:: Instruction ::
Each record must be retyped in full. No character may differ.

Dataset rows about figures:
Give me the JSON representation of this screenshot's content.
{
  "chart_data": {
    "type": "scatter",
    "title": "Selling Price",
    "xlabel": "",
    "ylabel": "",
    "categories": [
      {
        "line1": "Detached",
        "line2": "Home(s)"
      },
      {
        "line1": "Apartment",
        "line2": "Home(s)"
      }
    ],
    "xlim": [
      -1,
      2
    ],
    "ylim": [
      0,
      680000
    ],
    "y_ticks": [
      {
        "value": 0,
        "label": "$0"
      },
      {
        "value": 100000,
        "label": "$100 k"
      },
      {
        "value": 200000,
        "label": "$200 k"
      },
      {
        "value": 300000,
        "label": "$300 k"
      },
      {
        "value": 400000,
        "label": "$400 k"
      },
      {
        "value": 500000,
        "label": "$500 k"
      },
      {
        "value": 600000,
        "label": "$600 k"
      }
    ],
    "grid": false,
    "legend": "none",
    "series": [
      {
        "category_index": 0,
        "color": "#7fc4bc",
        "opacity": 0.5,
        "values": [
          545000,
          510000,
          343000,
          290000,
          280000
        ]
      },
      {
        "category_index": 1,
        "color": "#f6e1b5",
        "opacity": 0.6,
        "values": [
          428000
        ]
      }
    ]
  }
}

:: Finished task ::
Give me the JSON representation of this screenshot's content.
{
  "chart_data": {
    "type": "scatter",
    "title": "Selling Price",
    "xlabel": "",
    "ylabel": "",
    "categories": [
      {
        "line1": "Detached",
        "line2": "Home(s)"
      },
      {
        "line1": "Apartment",
        "line2": "Home(s)"
      }
    ],
    "xlim": [
      -1,
      2
    ],
    "ylim": [
      0,
      680000
    ],
    "y_ticks": [
      {
        "value": 0,
        "label": "$0"
      },
      {
        "value": 100000,
        "label": "$100 k"
      },
      {
        "value": 200000,
        "label": "$200 k"
      },
      {
        "value": 300000,
        "label": "$300 k"
      },
      {
        "value": 400000,
        "label": "$400 k"
      },
      {
        "value": 500000,
        "label": "$500 k"
      },
      {
        "value": 600000,
        "label": "$600 k"
      }
    ],
    "grid": false,
    "legend": "none",
    "series": [
      {
        "category_index": 0,
        "color": "#7fc4bc",
        "opacity": 0.5,
        "values": [
          545000,
          510000,
          343000,
          290000,
          280000
        ]
      },
      {
        "category_index": 1,
        "color": "#f6e1b5",
        "opacity": 0.6,
        "values": [
          428000
        ]
      }
    ]
  }
}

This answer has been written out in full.